TASK TO COMPLETE:
Your task is to repeat the listing exactly.

RECORDS TO PROCESS:
|---|

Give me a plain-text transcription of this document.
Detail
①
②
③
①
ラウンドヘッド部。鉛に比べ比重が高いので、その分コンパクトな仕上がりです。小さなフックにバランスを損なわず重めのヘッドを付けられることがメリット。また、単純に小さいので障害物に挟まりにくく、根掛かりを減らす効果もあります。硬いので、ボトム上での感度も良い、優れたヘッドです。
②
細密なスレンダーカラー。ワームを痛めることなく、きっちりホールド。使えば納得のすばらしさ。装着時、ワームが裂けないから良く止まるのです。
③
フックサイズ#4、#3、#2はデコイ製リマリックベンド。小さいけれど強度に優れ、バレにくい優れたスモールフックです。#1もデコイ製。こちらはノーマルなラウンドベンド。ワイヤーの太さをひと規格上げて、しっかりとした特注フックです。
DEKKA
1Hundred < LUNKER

|---|

CORRECT ANSWER:
Give me a plain-text transcription of this document.
Detail
①
②
③
①
ラウンドヘッド部。鉛に比べ比重が高いので、その分コンパクトな仕上がりです。小さなフックにバランスを損なわず重めのヘッドを付けられることがメリット。また、単純に小さいので障害物に挟まりにくく、根掛かりを減らす効果もあります。硬いので、ボトム上での感度も良い、優れたヘッドです。
②
細密なスレンダーカラー。ワームを痛めることなく、きっちりホールド。使えば納得のすばらしさ。装着時、ワームが裂けないから良く止まるのです。
③
フックサイズ#4、#3、#2はデコイ製リマリックベンド。小さいけれど強度に優れ、バレにくい優れたスモールフックです。#1もデコイ製。こちらはノーマルなラウンドベンド。ワイヤーの太さをひと規格上げて、しっかりとした特注フックです。
DEKKA
1Hundred < LUNKER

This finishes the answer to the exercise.